DATA IN THIS EXERCISE
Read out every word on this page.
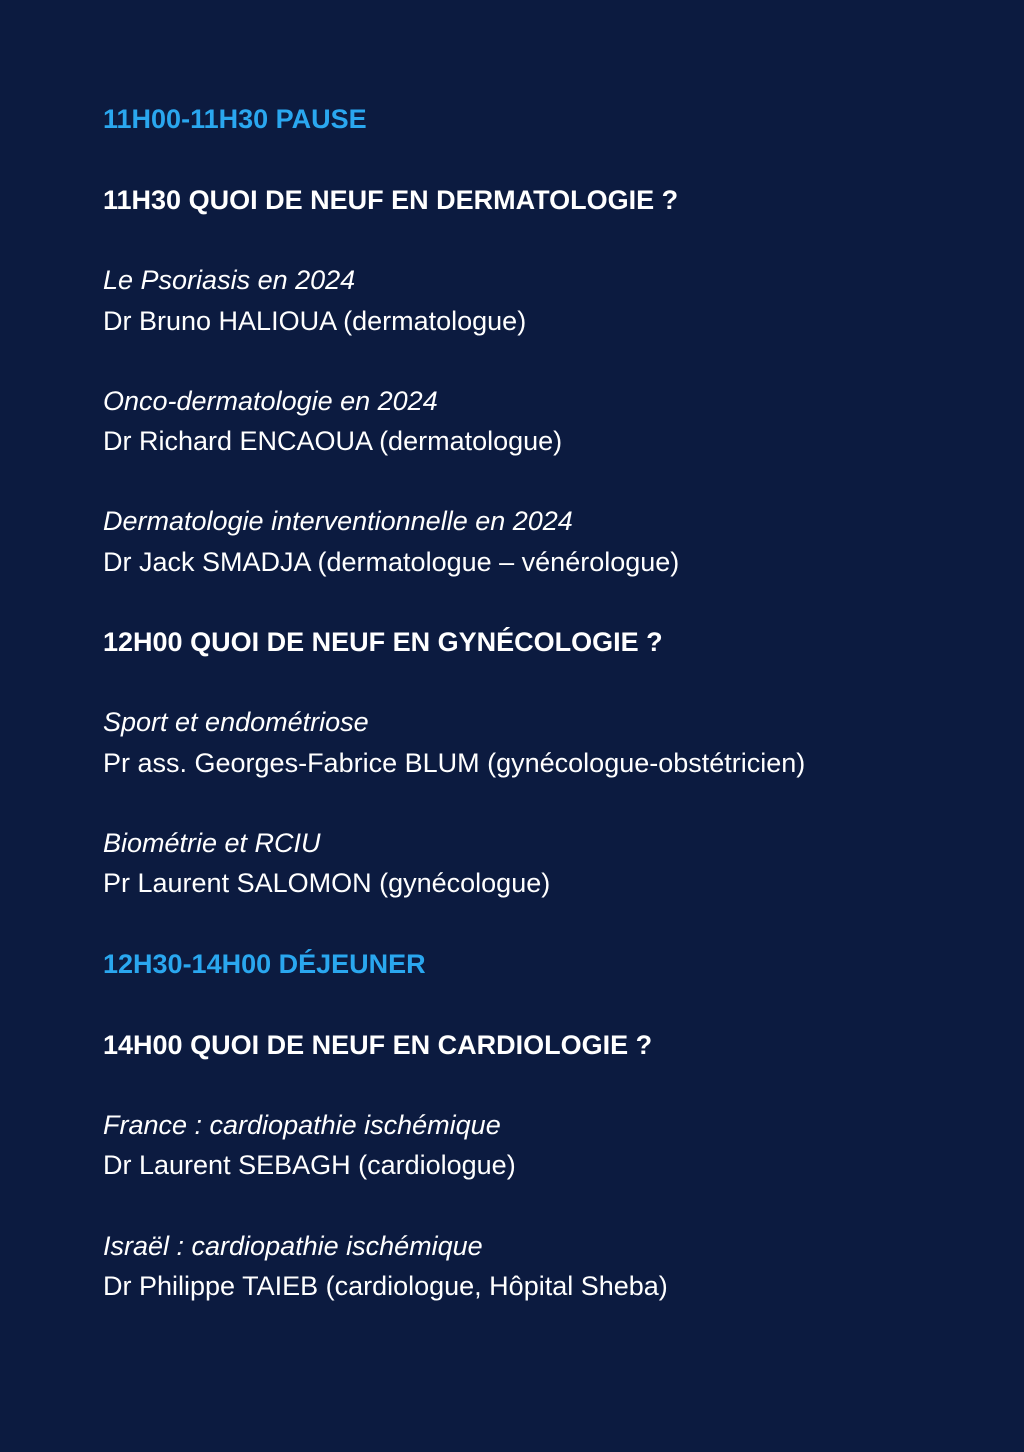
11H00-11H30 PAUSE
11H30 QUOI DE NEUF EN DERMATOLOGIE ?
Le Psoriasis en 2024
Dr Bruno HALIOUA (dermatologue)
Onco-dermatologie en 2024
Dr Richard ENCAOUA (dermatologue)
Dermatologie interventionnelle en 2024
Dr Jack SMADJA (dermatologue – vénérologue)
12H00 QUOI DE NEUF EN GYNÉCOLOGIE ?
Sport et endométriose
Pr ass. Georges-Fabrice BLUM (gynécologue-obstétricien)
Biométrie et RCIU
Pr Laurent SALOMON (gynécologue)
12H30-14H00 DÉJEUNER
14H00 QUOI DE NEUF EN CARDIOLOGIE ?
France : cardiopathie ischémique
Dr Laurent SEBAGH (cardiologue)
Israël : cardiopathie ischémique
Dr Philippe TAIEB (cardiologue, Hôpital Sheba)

WORK REQUIRED
Which lines in the data above contain "cardiologue"? Show each one.

SOLUTION FOR THIS PROBLEM
Dr Laurent SEBAGH (cardiologue)
Dr Philippe TAIEB (cardiologue, Hôpital Sheba)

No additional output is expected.